═════ DATA FOR THE TASK

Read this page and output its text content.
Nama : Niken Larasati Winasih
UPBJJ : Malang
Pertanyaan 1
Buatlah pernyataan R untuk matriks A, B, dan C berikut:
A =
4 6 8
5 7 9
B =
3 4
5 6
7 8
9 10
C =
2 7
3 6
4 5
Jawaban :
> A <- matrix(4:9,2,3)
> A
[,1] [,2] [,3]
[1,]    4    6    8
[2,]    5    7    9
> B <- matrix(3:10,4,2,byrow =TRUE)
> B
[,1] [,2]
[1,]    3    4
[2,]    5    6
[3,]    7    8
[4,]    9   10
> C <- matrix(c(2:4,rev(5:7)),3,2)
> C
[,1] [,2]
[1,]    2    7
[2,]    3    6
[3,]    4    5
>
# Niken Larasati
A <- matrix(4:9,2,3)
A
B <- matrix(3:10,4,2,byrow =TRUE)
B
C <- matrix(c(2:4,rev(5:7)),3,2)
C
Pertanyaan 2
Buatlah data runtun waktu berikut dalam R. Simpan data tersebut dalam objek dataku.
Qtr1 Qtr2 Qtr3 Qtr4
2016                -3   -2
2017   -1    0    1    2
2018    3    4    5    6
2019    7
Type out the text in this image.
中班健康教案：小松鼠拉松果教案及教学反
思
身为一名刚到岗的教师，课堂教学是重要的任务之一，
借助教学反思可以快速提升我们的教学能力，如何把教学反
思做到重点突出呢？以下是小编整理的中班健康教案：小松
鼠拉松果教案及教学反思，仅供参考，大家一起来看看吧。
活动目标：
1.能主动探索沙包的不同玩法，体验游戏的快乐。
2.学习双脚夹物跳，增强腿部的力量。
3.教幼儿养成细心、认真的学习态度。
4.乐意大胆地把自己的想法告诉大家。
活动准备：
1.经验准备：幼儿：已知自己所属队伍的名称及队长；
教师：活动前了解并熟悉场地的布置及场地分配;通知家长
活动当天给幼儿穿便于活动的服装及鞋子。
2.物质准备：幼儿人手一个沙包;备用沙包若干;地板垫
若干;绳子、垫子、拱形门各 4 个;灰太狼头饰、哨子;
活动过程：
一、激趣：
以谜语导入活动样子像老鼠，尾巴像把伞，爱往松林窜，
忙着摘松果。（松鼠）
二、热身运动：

══════════

** STATED PROBLEM **
Extract every line from the one containing "Type out the text in this image." through the last line of the data, inclusive, exactly as written.

** FINAL RESULT **
Type out the text in this image.
中班健康教案：小松鼠拉松果教案及教学反
思
身为一名刚到岗的教师，课堂教学是重要的任务之一，
借助教学反思可以快速提升我们的教学能力，如何把教学反
思做到重点突出呢？以下是小编整理的中班健康教案：小松
鼠拉松果教案及教学反思，仅供参考，大家一起来看看吧。
活动目标：
1.能主动探索沙包的不同玩法，体验游戏的快乐。
2.学习双脚夹物跳，增强腿部的力量。
3.教幼儿养成细心、认真的学习态度。
4.乐意大胆地把自己的想法告诉大家。
活动准备：
1.经验准备：幼儿：已知自己所属队伍的名称及队长；
教师：活动前了解并熟悉场地的布置及场地分配;通知家长
活动当天给幼儿穿便于活动的服装及鞋子。
2.物质准备：幼儿人手一个沙包;备用沙包若干;地板垫
若干;绳子、垫子、拱形门各 4 个;灰太狼头饰、哨子;
活动过程：
一、激趣：
以谜语导入活动样子像老鼠，尾巴像把伞，爱往松林窜，
忙着摘松果。（松鼠）
二、热身运动：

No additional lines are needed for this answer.